What is needed ::
Show every line in the entries below where the word "description" appears.
* * * * *
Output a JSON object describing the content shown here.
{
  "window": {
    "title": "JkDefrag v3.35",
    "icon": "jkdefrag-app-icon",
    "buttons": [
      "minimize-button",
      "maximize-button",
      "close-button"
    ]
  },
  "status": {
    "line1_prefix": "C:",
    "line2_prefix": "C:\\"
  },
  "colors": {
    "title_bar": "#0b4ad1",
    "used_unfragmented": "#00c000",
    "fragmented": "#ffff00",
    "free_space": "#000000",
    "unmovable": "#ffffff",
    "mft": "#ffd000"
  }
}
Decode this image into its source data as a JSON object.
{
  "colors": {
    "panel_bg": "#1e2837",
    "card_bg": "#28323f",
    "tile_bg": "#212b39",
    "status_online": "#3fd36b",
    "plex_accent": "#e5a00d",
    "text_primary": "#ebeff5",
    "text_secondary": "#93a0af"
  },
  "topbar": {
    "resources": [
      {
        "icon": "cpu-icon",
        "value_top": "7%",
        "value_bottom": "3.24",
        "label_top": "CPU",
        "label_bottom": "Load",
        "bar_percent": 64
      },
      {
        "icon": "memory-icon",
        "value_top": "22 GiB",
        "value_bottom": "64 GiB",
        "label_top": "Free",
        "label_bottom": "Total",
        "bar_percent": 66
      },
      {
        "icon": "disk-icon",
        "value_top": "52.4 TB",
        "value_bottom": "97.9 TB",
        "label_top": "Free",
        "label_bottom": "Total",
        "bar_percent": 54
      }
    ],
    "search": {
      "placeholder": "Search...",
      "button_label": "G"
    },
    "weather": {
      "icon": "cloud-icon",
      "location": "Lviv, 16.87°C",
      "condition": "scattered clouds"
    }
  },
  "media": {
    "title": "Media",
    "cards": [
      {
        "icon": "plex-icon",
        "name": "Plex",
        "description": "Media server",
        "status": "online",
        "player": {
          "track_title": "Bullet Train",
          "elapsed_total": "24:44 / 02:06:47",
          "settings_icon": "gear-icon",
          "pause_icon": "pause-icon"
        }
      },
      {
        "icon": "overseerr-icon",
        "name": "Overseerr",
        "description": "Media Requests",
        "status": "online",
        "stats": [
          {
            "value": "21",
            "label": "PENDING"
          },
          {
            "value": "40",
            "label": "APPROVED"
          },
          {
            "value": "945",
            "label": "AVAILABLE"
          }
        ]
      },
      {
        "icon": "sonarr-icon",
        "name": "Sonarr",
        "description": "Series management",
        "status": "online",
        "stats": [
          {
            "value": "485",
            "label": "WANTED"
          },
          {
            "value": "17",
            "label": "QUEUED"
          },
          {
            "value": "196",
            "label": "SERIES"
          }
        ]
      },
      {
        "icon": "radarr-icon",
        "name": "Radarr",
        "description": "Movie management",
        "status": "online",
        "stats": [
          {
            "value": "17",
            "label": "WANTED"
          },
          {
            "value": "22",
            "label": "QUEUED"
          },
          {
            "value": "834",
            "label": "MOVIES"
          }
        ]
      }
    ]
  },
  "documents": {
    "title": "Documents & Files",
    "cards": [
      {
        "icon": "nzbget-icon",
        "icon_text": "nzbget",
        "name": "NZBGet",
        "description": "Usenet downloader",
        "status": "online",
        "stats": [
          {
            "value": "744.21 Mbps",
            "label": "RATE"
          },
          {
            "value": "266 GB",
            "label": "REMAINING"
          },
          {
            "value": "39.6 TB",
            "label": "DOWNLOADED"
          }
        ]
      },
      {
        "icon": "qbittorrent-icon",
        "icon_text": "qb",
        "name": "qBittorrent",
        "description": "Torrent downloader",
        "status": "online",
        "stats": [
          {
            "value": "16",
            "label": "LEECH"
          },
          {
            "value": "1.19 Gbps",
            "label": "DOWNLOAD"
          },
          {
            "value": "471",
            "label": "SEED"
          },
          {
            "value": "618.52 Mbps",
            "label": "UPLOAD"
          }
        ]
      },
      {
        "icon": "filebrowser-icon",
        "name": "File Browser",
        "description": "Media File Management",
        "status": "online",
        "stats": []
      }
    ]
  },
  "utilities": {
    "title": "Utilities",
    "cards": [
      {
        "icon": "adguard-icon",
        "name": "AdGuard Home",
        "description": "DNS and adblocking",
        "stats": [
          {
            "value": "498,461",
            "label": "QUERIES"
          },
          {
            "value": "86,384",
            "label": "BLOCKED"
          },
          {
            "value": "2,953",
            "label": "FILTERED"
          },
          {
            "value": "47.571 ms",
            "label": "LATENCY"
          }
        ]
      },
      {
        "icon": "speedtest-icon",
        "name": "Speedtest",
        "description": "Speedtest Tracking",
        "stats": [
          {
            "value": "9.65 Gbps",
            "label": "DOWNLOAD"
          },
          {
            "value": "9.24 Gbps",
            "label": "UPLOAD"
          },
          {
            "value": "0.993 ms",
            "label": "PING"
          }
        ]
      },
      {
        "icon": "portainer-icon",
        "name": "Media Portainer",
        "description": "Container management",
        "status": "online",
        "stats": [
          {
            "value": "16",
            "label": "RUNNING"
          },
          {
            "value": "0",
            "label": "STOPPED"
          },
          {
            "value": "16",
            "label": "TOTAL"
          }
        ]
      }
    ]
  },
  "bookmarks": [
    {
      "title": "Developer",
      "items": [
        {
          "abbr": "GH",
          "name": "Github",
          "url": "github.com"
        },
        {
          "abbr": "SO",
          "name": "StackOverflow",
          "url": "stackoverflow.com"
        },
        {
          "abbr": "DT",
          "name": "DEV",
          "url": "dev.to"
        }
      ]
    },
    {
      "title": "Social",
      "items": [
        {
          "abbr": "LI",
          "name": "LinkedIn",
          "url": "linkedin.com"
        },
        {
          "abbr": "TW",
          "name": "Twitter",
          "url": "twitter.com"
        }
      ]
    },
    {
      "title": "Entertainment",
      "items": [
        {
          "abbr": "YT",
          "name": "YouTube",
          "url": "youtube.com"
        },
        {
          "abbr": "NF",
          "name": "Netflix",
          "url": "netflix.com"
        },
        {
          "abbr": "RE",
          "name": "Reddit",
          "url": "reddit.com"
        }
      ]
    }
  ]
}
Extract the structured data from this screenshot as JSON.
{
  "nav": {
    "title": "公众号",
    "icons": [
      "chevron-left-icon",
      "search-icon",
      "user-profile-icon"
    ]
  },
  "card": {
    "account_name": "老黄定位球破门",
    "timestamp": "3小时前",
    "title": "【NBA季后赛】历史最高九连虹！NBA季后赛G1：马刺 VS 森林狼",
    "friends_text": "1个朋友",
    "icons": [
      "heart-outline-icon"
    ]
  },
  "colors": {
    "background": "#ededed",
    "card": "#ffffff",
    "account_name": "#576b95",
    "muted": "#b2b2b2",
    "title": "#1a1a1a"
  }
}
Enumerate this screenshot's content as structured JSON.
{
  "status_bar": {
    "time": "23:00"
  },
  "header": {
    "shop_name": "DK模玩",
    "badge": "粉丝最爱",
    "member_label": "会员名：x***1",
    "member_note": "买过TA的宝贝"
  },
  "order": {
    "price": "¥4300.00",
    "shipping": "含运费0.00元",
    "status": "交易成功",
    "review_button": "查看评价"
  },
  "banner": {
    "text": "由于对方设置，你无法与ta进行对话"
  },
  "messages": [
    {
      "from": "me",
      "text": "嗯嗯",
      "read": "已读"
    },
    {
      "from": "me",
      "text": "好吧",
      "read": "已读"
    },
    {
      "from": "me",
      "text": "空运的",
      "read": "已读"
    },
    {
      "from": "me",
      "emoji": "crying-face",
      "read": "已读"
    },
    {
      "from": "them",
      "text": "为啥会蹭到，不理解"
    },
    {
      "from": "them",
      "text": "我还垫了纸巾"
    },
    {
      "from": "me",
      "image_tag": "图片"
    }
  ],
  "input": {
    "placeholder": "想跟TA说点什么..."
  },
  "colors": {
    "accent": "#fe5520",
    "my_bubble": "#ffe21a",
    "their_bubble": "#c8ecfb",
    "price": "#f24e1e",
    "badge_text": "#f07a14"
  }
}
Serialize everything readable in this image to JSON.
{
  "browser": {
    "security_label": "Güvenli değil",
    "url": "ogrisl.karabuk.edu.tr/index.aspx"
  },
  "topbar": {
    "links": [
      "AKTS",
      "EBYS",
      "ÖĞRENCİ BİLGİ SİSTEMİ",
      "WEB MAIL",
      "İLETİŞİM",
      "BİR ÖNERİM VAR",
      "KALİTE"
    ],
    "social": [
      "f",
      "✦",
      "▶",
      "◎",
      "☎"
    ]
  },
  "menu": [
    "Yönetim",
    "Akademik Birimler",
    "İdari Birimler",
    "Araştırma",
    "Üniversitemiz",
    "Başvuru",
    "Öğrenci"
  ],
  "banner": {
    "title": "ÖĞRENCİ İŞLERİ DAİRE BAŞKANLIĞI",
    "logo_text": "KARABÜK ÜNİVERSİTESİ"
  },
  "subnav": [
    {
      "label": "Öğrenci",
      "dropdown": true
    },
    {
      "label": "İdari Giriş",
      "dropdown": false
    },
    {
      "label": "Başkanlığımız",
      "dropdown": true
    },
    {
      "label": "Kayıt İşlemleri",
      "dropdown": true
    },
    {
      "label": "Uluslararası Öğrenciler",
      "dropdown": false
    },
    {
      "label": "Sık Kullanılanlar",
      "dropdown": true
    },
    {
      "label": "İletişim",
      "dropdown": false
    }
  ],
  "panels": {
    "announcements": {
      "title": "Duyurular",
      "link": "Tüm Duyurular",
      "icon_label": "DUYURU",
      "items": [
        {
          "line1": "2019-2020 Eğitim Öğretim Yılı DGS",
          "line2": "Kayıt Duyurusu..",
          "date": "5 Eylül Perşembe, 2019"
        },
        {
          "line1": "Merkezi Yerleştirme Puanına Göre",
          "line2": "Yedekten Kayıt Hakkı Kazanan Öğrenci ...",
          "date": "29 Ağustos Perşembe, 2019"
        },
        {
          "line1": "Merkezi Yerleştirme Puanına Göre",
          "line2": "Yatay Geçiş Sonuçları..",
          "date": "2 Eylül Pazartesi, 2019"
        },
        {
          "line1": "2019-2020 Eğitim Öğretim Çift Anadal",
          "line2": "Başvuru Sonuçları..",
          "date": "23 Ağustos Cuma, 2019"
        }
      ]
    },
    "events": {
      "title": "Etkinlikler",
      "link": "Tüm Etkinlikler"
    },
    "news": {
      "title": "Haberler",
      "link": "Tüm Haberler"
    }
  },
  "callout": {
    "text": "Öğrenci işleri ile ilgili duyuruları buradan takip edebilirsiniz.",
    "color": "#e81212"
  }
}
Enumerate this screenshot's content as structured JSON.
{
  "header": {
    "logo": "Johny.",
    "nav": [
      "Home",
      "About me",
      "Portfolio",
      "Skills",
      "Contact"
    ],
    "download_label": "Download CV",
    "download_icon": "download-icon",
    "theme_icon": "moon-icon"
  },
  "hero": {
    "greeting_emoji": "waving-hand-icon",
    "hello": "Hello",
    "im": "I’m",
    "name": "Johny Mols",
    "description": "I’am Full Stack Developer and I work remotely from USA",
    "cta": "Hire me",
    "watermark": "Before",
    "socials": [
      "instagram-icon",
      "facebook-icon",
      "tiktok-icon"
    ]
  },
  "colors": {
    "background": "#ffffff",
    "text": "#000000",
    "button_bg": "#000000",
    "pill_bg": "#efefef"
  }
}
* * * * *
Written solution ::
        "description": "Media server",
        "description": "Media Requests",
        "description": "Series management",
        "description": "Movie management",
        "description": "Usenet downloader",
        "description": "Torrent downloader",
        "description": "Media File Management",
        "description": "DNS and adblocking",
        "description": "Speedtest Tracking",
        "description": "Container management",
    "description": "I’am Full Stack Developer and I work remotely from USA",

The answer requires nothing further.